Dataset records:
--- Begin ---

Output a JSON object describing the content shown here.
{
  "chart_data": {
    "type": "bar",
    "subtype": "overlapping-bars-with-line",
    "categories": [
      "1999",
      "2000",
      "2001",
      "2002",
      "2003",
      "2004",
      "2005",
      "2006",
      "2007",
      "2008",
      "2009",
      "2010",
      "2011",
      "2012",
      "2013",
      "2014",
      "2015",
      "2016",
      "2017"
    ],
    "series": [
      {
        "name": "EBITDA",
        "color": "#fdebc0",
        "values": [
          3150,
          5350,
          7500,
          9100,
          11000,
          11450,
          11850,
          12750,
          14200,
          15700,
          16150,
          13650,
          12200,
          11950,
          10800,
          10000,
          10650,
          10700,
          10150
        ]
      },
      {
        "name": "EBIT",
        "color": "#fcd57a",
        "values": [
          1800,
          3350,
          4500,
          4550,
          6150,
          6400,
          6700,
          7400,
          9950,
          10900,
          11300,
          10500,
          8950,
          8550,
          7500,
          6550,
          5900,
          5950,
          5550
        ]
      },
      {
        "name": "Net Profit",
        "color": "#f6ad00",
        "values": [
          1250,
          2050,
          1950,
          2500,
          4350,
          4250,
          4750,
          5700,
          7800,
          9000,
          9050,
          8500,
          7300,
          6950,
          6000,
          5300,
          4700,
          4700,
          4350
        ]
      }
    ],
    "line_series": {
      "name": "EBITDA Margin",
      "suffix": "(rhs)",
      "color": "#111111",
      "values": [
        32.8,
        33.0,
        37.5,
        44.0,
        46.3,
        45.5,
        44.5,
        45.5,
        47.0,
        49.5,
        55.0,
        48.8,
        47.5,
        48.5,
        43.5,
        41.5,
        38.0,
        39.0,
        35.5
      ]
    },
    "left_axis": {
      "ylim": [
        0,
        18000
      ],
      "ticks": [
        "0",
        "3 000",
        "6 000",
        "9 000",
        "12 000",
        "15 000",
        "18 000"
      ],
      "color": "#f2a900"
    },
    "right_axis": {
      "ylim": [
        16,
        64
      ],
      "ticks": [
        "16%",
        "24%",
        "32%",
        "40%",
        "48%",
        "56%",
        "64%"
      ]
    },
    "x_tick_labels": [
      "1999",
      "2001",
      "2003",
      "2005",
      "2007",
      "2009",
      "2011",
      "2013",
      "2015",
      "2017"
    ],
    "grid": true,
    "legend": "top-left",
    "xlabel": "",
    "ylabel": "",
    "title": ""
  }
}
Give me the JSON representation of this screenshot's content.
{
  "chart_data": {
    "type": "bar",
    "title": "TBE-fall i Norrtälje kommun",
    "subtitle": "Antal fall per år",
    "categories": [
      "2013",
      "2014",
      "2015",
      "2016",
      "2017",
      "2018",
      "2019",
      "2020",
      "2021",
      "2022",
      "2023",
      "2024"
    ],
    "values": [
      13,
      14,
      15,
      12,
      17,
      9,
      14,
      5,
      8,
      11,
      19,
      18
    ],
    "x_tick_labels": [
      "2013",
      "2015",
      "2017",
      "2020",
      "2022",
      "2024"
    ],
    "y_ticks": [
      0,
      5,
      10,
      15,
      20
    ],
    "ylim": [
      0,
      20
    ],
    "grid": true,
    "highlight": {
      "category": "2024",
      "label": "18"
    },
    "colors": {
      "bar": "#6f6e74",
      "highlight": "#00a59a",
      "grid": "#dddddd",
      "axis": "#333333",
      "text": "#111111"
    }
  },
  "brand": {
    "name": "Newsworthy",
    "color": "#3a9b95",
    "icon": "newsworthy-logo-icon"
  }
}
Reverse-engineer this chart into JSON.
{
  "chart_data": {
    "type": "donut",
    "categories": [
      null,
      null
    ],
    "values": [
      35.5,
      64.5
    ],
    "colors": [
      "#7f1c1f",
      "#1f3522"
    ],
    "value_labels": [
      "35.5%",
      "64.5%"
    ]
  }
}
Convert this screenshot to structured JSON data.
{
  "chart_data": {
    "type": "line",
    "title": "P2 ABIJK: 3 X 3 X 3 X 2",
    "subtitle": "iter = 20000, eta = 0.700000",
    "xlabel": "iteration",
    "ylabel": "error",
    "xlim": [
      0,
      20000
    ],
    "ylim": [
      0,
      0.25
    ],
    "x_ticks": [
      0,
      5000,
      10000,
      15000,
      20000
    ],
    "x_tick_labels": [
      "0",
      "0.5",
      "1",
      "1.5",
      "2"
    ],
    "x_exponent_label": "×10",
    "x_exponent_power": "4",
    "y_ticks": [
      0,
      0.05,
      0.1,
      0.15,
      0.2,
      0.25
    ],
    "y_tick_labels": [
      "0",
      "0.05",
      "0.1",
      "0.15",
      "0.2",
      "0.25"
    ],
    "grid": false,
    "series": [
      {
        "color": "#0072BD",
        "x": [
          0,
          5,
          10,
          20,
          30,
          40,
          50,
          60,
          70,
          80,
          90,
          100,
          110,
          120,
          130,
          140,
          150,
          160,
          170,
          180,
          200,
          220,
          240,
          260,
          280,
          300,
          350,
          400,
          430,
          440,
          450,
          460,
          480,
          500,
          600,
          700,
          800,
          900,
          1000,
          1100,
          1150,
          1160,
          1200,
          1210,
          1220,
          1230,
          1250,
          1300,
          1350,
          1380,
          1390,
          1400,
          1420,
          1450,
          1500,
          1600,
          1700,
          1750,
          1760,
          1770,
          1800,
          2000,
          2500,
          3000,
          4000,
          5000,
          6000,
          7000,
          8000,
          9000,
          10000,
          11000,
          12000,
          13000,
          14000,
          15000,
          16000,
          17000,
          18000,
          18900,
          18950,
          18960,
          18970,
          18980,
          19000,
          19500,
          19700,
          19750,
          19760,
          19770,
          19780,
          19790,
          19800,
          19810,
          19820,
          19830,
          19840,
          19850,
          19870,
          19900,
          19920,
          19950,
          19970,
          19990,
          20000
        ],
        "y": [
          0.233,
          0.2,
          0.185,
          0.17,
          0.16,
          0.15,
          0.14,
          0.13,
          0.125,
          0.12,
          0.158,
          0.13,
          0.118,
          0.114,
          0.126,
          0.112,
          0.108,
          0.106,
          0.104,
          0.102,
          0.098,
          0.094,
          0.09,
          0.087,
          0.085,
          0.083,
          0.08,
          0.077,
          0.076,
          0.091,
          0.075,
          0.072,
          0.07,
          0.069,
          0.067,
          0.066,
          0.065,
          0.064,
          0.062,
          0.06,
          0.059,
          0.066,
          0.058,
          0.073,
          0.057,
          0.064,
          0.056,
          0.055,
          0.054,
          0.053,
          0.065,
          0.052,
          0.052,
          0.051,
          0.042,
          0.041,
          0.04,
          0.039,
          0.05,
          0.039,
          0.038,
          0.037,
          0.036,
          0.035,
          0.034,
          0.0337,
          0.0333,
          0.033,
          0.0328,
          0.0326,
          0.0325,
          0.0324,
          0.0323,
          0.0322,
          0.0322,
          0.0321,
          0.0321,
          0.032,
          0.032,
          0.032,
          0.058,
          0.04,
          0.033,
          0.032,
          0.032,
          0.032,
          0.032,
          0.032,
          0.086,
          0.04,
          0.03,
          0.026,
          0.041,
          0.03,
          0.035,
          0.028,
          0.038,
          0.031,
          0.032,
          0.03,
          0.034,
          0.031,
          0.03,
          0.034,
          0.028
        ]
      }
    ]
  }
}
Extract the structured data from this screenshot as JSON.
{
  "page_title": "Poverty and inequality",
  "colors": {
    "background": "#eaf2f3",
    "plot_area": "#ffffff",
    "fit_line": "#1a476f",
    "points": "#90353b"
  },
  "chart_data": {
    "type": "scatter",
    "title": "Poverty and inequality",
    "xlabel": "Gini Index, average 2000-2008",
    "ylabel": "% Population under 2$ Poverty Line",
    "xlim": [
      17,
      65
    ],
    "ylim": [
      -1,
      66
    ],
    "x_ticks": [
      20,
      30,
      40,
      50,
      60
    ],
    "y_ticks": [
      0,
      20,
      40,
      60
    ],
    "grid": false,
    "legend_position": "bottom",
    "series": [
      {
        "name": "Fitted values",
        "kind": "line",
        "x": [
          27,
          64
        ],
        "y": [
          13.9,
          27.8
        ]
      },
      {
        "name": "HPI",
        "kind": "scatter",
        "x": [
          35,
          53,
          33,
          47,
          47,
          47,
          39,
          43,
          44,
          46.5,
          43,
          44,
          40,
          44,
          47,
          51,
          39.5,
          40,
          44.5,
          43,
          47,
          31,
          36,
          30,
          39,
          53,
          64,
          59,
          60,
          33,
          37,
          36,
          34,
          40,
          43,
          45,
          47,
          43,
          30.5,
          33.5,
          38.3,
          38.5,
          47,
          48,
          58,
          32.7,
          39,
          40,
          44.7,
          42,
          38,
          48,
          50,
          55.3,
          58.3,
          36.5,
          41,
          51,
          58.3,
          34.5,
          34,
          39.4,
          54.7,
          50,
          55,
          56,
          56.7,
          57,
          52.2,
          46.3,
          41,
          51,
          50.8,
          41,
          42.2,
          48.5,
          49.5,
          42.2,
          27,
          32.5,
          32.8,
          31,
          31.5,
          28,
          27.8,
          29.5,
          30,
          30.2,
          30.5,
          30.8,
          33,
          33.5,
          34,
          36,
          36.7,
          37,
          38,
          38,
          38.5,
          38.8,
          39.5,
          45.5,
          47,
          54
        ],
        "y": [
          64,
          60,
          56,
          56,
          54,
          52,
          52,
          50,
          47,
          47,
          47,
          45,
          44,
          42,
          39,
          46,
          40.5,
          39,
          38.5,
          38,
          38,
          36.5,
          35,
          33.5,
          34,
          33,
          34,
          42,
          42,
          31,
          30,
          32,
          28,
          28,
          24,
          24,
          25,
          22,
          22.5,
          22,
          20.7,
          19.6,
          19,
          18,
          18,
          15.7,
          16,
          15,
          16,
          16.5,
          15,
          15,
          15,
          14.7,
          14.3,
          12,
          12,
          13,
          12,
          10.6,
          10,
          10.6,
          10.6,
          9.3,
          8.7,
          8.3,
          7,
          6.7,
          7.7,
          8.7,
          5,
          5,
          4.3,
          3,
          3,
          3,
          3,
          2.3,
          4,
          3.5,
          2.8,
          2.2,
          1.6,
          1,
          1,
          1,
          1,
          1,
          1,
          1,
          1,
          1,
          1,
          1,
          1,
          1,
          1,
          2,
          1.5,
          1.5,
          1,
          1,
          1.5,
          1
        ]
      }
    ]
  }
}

--- End ---

Exercise task:
Pick out all lines containing the string "JSON".

Task response:
Output a JSON object describing the content shown here.
Give me the JSON representation of this screenshot's content.
Reverse-engineer this chart into JSON.
Convert this screenshot to structured JSON data.
Extract the structured data from this screenshot as JSON.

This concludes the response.